__SET EXERCISE__:
Wherever the word "values" appears in the entries, copy the whole line.

(Figure data in JSON)
────────

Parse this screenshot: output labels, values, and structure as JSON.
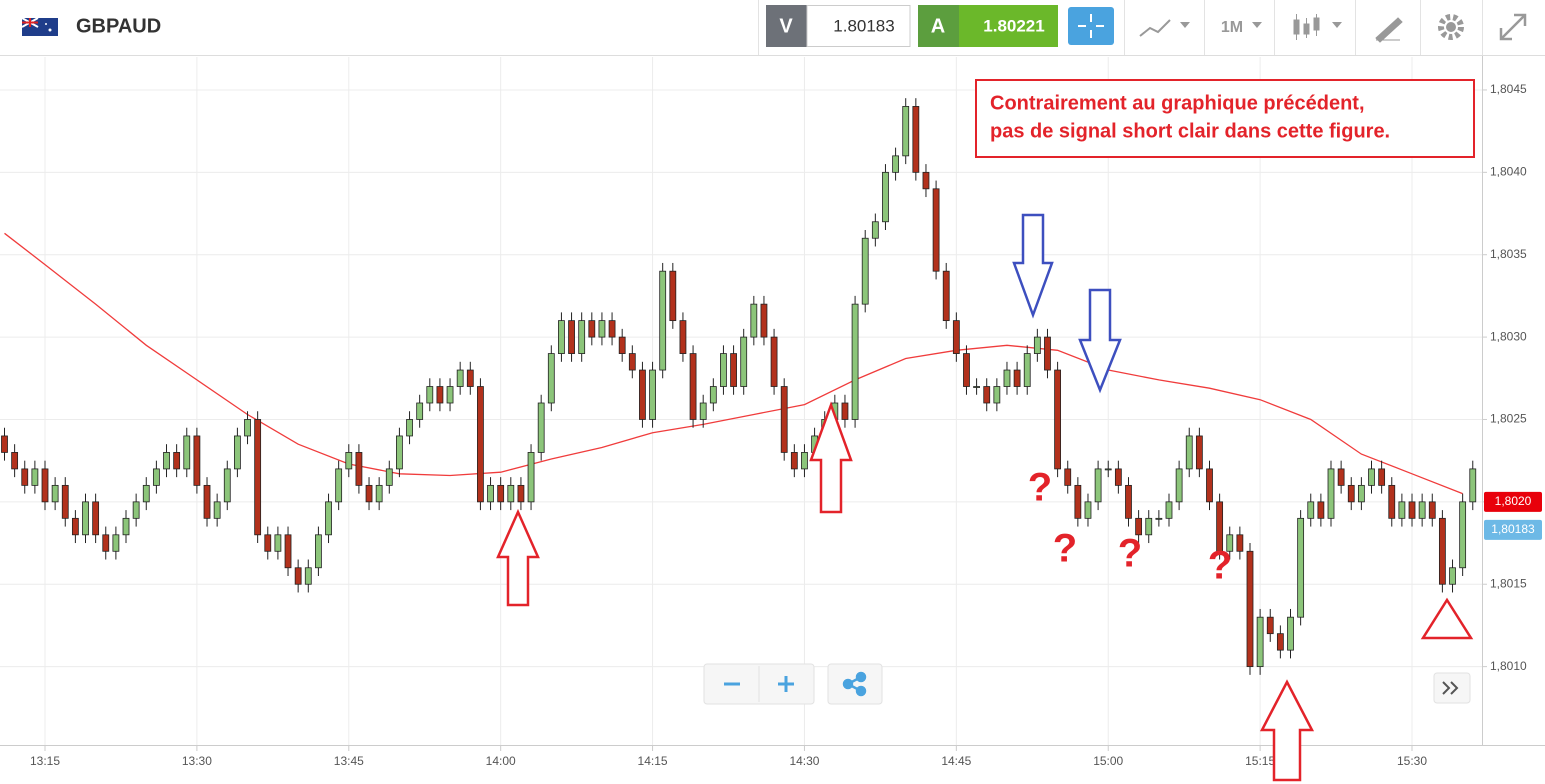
{
  "header": {
    "symbol": "GBPAUD",
    "sell_label": "V",
    "sell_price": "1.80183",
    "buy_label": "A",
    "buy_price": "1.80221",
    "timeframe": "1M"
  },
  "chart_data": {
    "type": "candlestick",
    "x": [
      "13:11",
      "13:12",
      "13:13",
      "13:14",
      "13:15",
      "13:16",
      "13:17",
      "13:18",
      "13:19",
      "13:20",
      "13:21",
      "13:22",
      "13:23",
      "13:24",
      "13:25",
      "13:26",
      "13:27",
      "13:28",
      "13:29",
      "13:30",
      "13:31",
      "13:32",
      "13:33",
      "13:34",
      "13:35",
      "13:36",
      "13:37",
      "13:38",
      "13:39",
      "13:40",
      "13:41",
      "13:42",
      "13:43",
      "13:44",
      "13:45",
      "13:46",
      "13:47",
      "13:48",
      "13:49",
      "13:50",
      "13:51",
      "13:52",
      "13:53",
      "13:54",
      "13:55",
      "13:56",
      "13:57",
      "13:58",
      "13:59",
      "14:00",
      "14:01",
      "14:02",
      "14:03",
      "14:04",
      "14:05",
      "14:06",
      "14:07",
      "14:08",
      "14:09",
      "14:10",
      "14:11",
      "14:12",
      "14:13",
      "14:14",
      "14:15",
      "14:16",
      "14:17",
      "14:18",
      "14:19",
      "14:20",
      "14:21",
      "14:22",
      "14:23",
      "14:24",
      "14:25",
      "14:26",
      "14:27",
      "14:28",
      "14:29",
      "14:30",
      "14:31",
      "14:32",
      "14:33",
      "14:34",
      "14:35",
      "14:36",
      "14:37",
      "14:38",
      "14:39",
      "14:40",
      "14:41",
      "14:42",
      "14:43",
      "14:44",
      "14:45",
      "14:46",
      "14:47",
      "14:48",
      "14:49",
      "14:50",
      "14:51",
      "14:52",
      "14:53",
      "14:54",
      "14:55",
      "14:56",
      "14:57",
      "14:58",
      "14:59",
      "15:00",
      "15:01",
      "15:02",
      "15:03",
      "15:04",
      "15:05",
      "15:06",
      "15:07",
      "15:08",
      "15:09",
      "15:10",
      "15:11",
      "15:12",
      "15:13",
      "15:14",
      "15:15",
      "15:16",
      "15:17",
      "15:18",
      "15:19",
      "15:20",
      "15:21",
      "15:22",
      "15:23",
      "15:24",
      "15:25",
      "15:26",
      "15:27",
      "15:28",
      "15:29",
      "15:30",
      "15:31",
      "15:32",
      "15:33",
      "15:34",
      "15:35",
      "15:36"
    ],
    "open": [
      1.8024,
      1.8023,
      1.8022,
      1.8021,
      1.8022,
      1.802,
      1.8021,
      1.8019,
      1.8018,
      1.802,
      1.8018,
      1.8017,
      1.8018,
      1.8019,
      1.802,
      1.8021,
      1.8022,
      1.8023,
      1.8022,
      1.8024,
      1.8021,
      1.8019,
      1.802,
      1.8022,
      1.8024,
      1.8025,
      1.8018,
      1.8017,
      1.8018,
      1.8016,
      1.8015,
      1.8016,
      1.8018,
      1.802,
      1.8022,
      1.8023,
      1.8021,
      1.802,
      1.8021,
      1.8022,
      1.8024,
      1.8025,
      1.8026,
      1.8027,
      1.8026,
      1.8027,
      1.8028,
      1.8027,
      1.802,
      1.8021,
      1.802,
      1.8021,
      1.802,
      1.8023,
      1.8026,
      1.8029,
      1.8031,
      1.8029,
      1.8031,
      1.803,
      1.8031,
      1.803,
      1.8029,
      1.8028,
      1.8025,
      1.8028,
      1.8034,
      1.8031,
      1.8029,
      1.8025,
      1.8026,
      1.8027,
      1.8029,
      1.8027,
      1.803,
      1.8032,
      1.803,
      1.8027,
      1.8023,
      1.8022,
      1.8023,
      1.8024,
      1.8025,
      1.8026,
      1.8025,
      1.8032,
      1.8036,
      1.8037,
      1.804,
      1.8041,
      1.8044,
      1.804,
      1.8039,
      1.8034,
      1.8031,
      1.8029,
      1.8027,
      1.8027,
      1.8026,
      1.8027,
      1.8028,
      1.8027,
      1.8029,
      1.803,
      1.8028,
      1.8022,
      1.8021,
      1.8019,
      1.802,
      1.8022,
      1.8022,
      1.8021,
      1.8019,
      1.8018,
      1.8019,
      1.8019,
      1.802,
      1.8022,
      1.8024,
      1.8022,
      1.802,
      1.8017,
      1.8018,
      1.8017,
      1.801,
      1.8013,
      1.8012,
      1.8011,
      1.8013,
      1.8019,
      1.802,
      1.8019,
      1.8022,
      1.8021,
      1.802,
      1.8021,
      1.8022,
      1.8021,
      1.8019,
      1.802,
      1.8019,
      1.802,
      1.8019,
      1.8015,
      1.8016,
      1.802
    ],
    "high": [
      1.80245,
      1.80235,
      1.80225,
      1.80225,
      1.80225,
      1.80215,
      1.80215,
      1.80195,
      1.80205,
      1.80205,
      1.80185,
      1.80185,
      1.80195,
      1.80205,
      1.80215,
      1.80225,
      1.80235,
      1.80235,
      1.80245,
      1.80245,
      1.80215,
      1.80205,
      1.80225,
      1.80245,
      1.80255,
      1.80255,
      1.80185,
      1.80185,
      1.80185,
      1.80165,
      1.80165,
      1.80185,
      1.80205,
      1.80225,
      1.80235,
      1.80235,
      1.80215,
      1.80215,
      1.80225,
      1.80245,
      1.80255,
      1.80265,
      1.80275,
      1.80275,
      1.80275,
      1.80285,
      1.80285,
      1.80275,
      1.80215,
      1.80215,
      1.80215,
      1.80215,
      1.80235,
      1.80265,
      1.80295,
      1.80315,
      1.80315,
      1.80315,
      1.80315,
      1.80315,
      1.80315,
      1.80305,
      1.80295,
      1.80285,
      1.80285,
      1.80345,
      1.80345,
      1.80315,
      1.80295,
      1.80265,
      1.80275,
      1.80295,
      1.80295,
      1.80305,
      1.80325,
      1.80325,
      1.80305,
      1.80275,
      1.80235,
      1.80235,
      1.80245,
      1.80255,
      1.80265,
      1.80265,
      1.80325,
      1.80365,
      1.80375,
      1.80405,
      1.80415,
      1.80445,
      1.80445,
      1.80405,
      1.80395,
      1.80345,
      1.80315,
      1.80295,
      1.80275,
      1.80275,
      1.80275,
      1.80285,
      1.80285,
      1.80295,
      1.80305,
      1.80305,
      1.80285,
      1.80225,
      1.80215,
      1.80205,
      1.80225,
      1.80225,
      1.80225,
      1.80215,
      1.80195,
      1.80195,
      1.80195,
      1.80205,
      1.80225,
      1.80245,
      1.80245,
      1.80225,
      1.80205,
      1.80185,
      1.80185,
      1.80175,
      1.80135,
      1.80135,
      1.80125,
      1.80135,
      1.80195,
      1.80205,
      1.80205,
      1.80225,
      1.80225,
      1.80215,
      1.80215,
      1.80225,
      1.80225,
      1.80215,
      1.80205,
      1.80205,
      1.80205,
      1.80205,
      1.80195,
      1.80165,
      1.80205,
      1.80225
    ],
    "low": [
      1.80225,
      1.80215,
      1.80205,
      1.80205,
      1.80195,
      1.80195,
      1.80185,
      1.80175,
      1.80175,
      1.80175,
      1.80165,
      1.80165,
      1.80175,
      1.80185,
      1.80195,
      1.80205,
      1.80215,
      1.80215,
      1.80215,
      1.80205,
      1.80185,
      1.80185,
      1.80195,
      1.80215,
      1.80235,
      1.80175,
      1.80165,
      1.80165,
      1.80155,
      1.80145,
      1.80145,
      1.80155,
      1.80175,
      1.80195,
      1.80215,
      1.80205,
      1.80195,
      1.80195,
      1.80205,
      1.80215,
      1.80235,
      1.80245,
      1.80255,
      1.80255,
      1.80255,
      1.80265,
      1.80265,
      1.80195,
      1.80195,
      1.80195,
      1.80195,
      1.80195,
      1.80195,
      1.80225,
      1.80255,
      1.80285,
      1.80285,
      1.80285,
      1.80295,
      1.80295,
      1.80295,
      1.80285,
      1.80275,
      1.80245,
      1.80245,
      1.80275,
      1.80305,
      1.80285,
      1.80245,
      1.80245,
      1.80255,
      1.80265,
      1.80265,
      1.80265,
      1.80295,
      1.80295,
      1.80265,
      1.80225,
      1.80215,
      1.80215,
      1.80225,
      1.80235,
      1.80245,
      1.80245,
      1.80245,
      1.80315,
      1.80355,
      1.80365,
      1.80395,
      1.80405,
      1.80395,
      1.80385,
      1.80335,
      1.80305,
      1.80285,
      1.80265,
      1.80265,
      1.80255,
      1.80255,
      1.80265,
      1.80265,
      1.80265,
      1.80285,
      1.80275,
      1.80215,
      1.80205,
      1.80185,
      1.80185,
      1.80195,
      1.80215,
      1.80205,
      1.80185,
      1.80175,
      1.80175,
      1.80185,
      1.80185,
      1.80195,
      1.80215,
      1.80215,
      1.80195,
      1.80165,
      1.80165,
      1.80165,
      1.80095,
      1.80095,
      1.80115,
      1.80105,
      1.80105,
      1.80125,
      1.80185,
      1.80185,
      1.80185,
      1.80205,
      1.80195,
      1.80195,
      1.80205,
      1.80205,
      1.80185,
      1.80185,
      1.80185,
      1.80185,
      1.80185,
      1.80145,
      1.80145,
      1.80155,
      1.80195
    ],
    "close": [
      1.8023,
      1.8022,
      1.8021,
      1.8022,
      1.802,
      1.8021,
      1.8019,
      1.8018,
      1.802,
      1.8018,
      1.8017,
      1.8018,
      1.8019,
      1.802,
      1.8021,
      1.8022,
      1.8023,
      1.8022,
      1.8024,
      1.8021,
      1.8019,
      1.802,
      1.8022,
      1.8024,
      1.8025,
      1.8018,
      1.8017,
      1.8018,
      1.8016,
      1.8015,
      1.8016,
      1.8018,
      1.802,
      1.8022,
      1.8023,
      1.8021,
      1.802,
      1.8021,
      1.8022,
      1.8024,
      1.8025,
      1.8026,
      1.8027,
      1.8026,
      1.8027,
      1.8028,
      1.8027,
      1.802,
      1.8021,
      1.802,
      1.8021,
      1.802,
      1.8023,
      1.8026,
      1.8029,
      1.8031,
      1.8029,
      1.8031,
      1.803,
      1.8031,
      1.803,
      1.8029,
      1.8028,
      1.8025,
      1.8028,
      1.8034,
      1.8031,
      1.8029,
      1.8025,
      1.8026,
      1.8027,
      1.8029,
      1.8027,
      1.803,
      1.8032,
      1.803,
      1.8027,
      1.8023,
      1.8022,
      1.8023,
      1.8024,
      1.8025,
      1.8026,
      1.8025,
      1.8032,
      1.8036,
      1.8037,
      1.804,
      1.8041,
      1.8044,
      1.804,
      1.8039,
      1.8034,
      1.8031,
      1.8029,
      1.8027,
      1.8027,
      1.8026,
      1.8027,
      1.8028,
      1.8027,
      1.8029,
      1.803,
      1.8028,
      1.8022,
      1.8021,
      1.8019,
      1.802,
      1.8022,
      1.8022,
      1.8021,
      1.8019,
      1.8018,
      1.8019,
      1.8019,
      1.802,
      1.8022,
      1.8024,
      1.8022,
      1.802,
      1.8017,
      1.8018,
      1.8017,
      1.801,
      1.8013,
      1.8012,
      1.8011,
      1.8013,
      1.8019,
      1.802,
      1.8019,
      1.8022,
      1.8021,
      1.802,
      1.8021,
      1.8022,
      1.8021,
      1.8019,
      1.802,
      1.8019,
      1.802,
      1.8019,
      1.8015,
      1.8016,
      1.802,
      1.8022
    ],
    "up_color": "#8cc57a",
    "down_color": "#b2311c",
    "moving_average": {
      "color": "#f03c3c",
      "x": [
        "13:11",
        "13:15",
        "13:20",
        "13:25",
        "13:30",
        "13:35",
        "13:40",
        "13:45",
        "13:50",
        "13:55",
        "14:00",
        "14:05",
        "14:10",
        "14:15",
        "14:20",
        "14:25",
        "14:30",
        "14:35",
        "14:40",
        "14:45",
        "14:50",
        "14:55",
        "15:00",
        "15:05",
        "15:10",
        "15:15",
        "15:20",
        "15:25",
        "15:30",
        "15:35"
      ],
      "values": [
        1.80363,
        1.80344,
        1.8032,
        1.80295,
        1.80274,
        1.80253,
        1.80235,
        1.80223,
        1.80217,
        1.80216,
        1.80218,
        1.80226,
        1.80233,
        1.80242,
        1.80247,
        1.80253,
        1.80259,
        1.80274,
        1.80287,
        1.80292,
        1.80295,
        1.80292,
        1.8028,
        1.80274,
        1.80269,
        1.80262,
        1.8025,
        1.80229,
        1.80217,
        1.80205
      ]
    },
    "ylim": [
      1.8005,
      1.8047
    ],
    "yticks": [
      {
        "value": 1.801,
        "label": "1,8010"
      },
      {
        "value": 1.8015,
        "label": "1,8015"
      },
      {
        "value": 1.802,
        "label": "1,8020"
      },
      {
        "value": 1.8025,
        "label": "1,8025"
      },
      {
        "value": 1.803,
        "label": "1,8030"
      },
      {
        "value": 1.8035,
        "label": "1,8035"
      },
      {
        "value": 1.804,
        "label": "1,8040"
      },
      {
        "value": 1.8045,
        "label": "1,8045"
      }
    ],
    "xticks": [
      "13:15",
      "13:30",
      "13:45",
      "14:00",
      "14:15",
      "14:30",
      "14:45",
      "15:00",
      "15:15",
      "15:30"
    ],
    "grid": true,
    "price_labels": [
      {
        "value": 1.802,
        "label": "1,8020",
        "color": "#e8000b"
      },
      {
        "value": 1.80183,
        "label": "1,80183",
        "color": "#6db9e6"
      }
    ],
    "annotation": [
      "Contrairement au graphique précédent,",
      "pas de signal short clair dans cette figure."
    ],
    "question_marks": [
      "?",
      "?",
      "?",
      "?"
    ]
  }
}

────────

__WRITTEN RESPONSE__:
Parse this screenshot: output labels, values, and structure as JSON.
      "values": [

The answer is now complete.